### [Extracted text]
A public swimming pool in Devon, England, is killing two birds with one stone, defraying the costs of heating the pool while serving as a cooling station for some of the most high-tech computer equipment. 

“UK company Deep Green has had a clever idea in which it proposes using data centres to heat water,” reported Hypertext.

“The company offers up hot water heated by its gear for free. The catch is that you need to host Deep Green’s gear. It covers the cost of electricity for its so-called digital boilers up front and property owners end up paying nothing. This solution can reportedly reduce energy bills by 70 percent.”

One outlet explained how it works. “Dubbed the ‘digital boiler’, the technology has been successfully installed at Exmouth Leisure Centre in Devon and is set to be rolled out at sites in Bristol and Manchester in the coming weeks.

The Exmouth project has seen Deep Green install 12 servers at the site that can undertake a range of cloud services. The servers are deployed with the company’s ‘immersion cooling’ technology, which sees the computing kit submerged in biodegradable mineral oil that captures around 96 percent of the heat generated by the servers. The warmed oil is then fed into a heat exchanger, which heats the water in the pool, curbing the use of the centre’s gas boiler.

The surplus heat donated to the leisure centre by Deep Green’s unit is expected to reduce the pool’s gas requirements by 62 per cent, saving the leisure centre over £20,000 a year and slashing carbon emissions by 25.8 tonnes.”

### [Data]
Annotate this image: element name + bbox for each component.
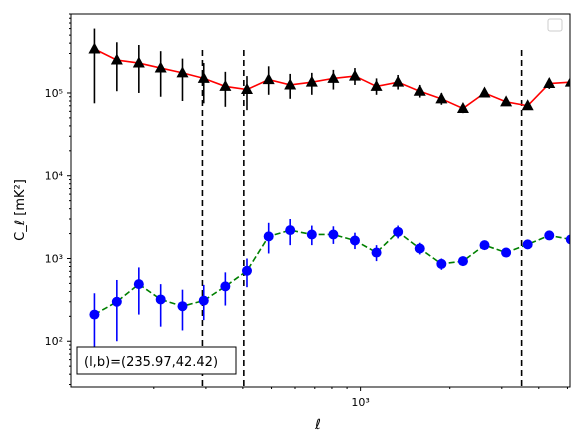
series-1-point [414,243,425,254]
series-0-point [219,79,232,91]
series-1-point [177,301,188,312]
series-0-point [370,79,383,91]
series-1-point [501,247,512,258]
series-1-point [328,229,339,240]
x-axis-label: ℓ [314,417,321,433]
series-0-point [88,42,101,54]
series-0-point [305,75,318,87]
series-1-point [436,258,447,269]
axis-ticks: 10² 10³ 10⁴ 10⁵ 10³ [45,13,568,409]
series-0-point [132,56,145,68]
series-1-point [198,295,209,306]
series-0-point [197,71,210,83]
series-1-point [220,281,231,292]
series-0-point [521,99,534,111]
series-1-point [306,229,317,240]
series-1-point [544,230,555,241]
series-1-point [155,294,166,305]
series-1-point [111,296,122,307]
series-1-point [393,226,404,237]
series-1-point [457,256,468,267]
series-0-point [348,69,361,81]
series-1-point [522,239,533,250]
series-1-point [241,265,252,276]
series-0-point [327,71,340,83]
series-1-point [263,231,274,242]
series-0-point [392,75,405,87]
series-0-point [413,84,426,96]
series-0-point [154,61,167,73]
series-0-point [564,77,570,87]
y-tick-label: 10² [45,335,63,348]
y-tick-label: 10³ [45,252,63,265]
series-0-point [456,101,469,113]
series-0-point [435,92,448,104]
annotation-box [76,346,237,375]
y-tick-label: 10⁵ [45,87,63,100]
plot-area [88,28,570,387]
series-1-point [371,247,382,258]
series-1-point [565,234,570,245]
series-0-point [543,77,556,89]
series-1-point [479,240,490,251]
series-1-point [133,279,144,290]
series-0-point [176,66,189,78]
series-0-point [500,95,513,107]
series-1-point [285,225,296,236]
annotation-text: (l,b)=(235.97,42.42) [84,355,218,370]
y-axis-label: C_ℓ [mK²] [13,179,28,241]
series-1-point [89,309,100,320]
series-0-point [240,83,253,95]
x-tick-label: 10³ [351,396,369,409]
y-tick-label: 10⁴ [45,170,64,183]
series-1-point [349,235,360,246]
series-0-point [478,86,491,98]
series-0-point [110,53,123,65]
series-0-point [284,78,297,90]
legend-box [547,18,563,32]
series-0-point [262,73,275,85]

### [What the task requires]
Reproduce the stretch of the passage about the Devon swimming pool from "One outlet explained how it" through "centre’s gas boiler.". The items have no connection to the passage about the Devon swimming pool.

### [Full output]
One outlet explained how it works. “Dubbed the ‘digital boiler’, the technology has been successfully installed at Exmouth Leisure Centre in Devon and is set to be rolled out at sites in Bristol and Manchester in the coming weeks.

The Exmouth project has seen Deep Green install 12 servers at the site that can undertake a range of cloud services. The servers are deployed with the company’s ‘immersion cooling’ technology, which sees the computing kit submerged in biodegradable mineral oil that captures around 96 percent of the heat generated by the servers. The warmed oil is then fed into a heat exchanger, which heats the water in the pool, curbing the use of the centre’s gas boiler.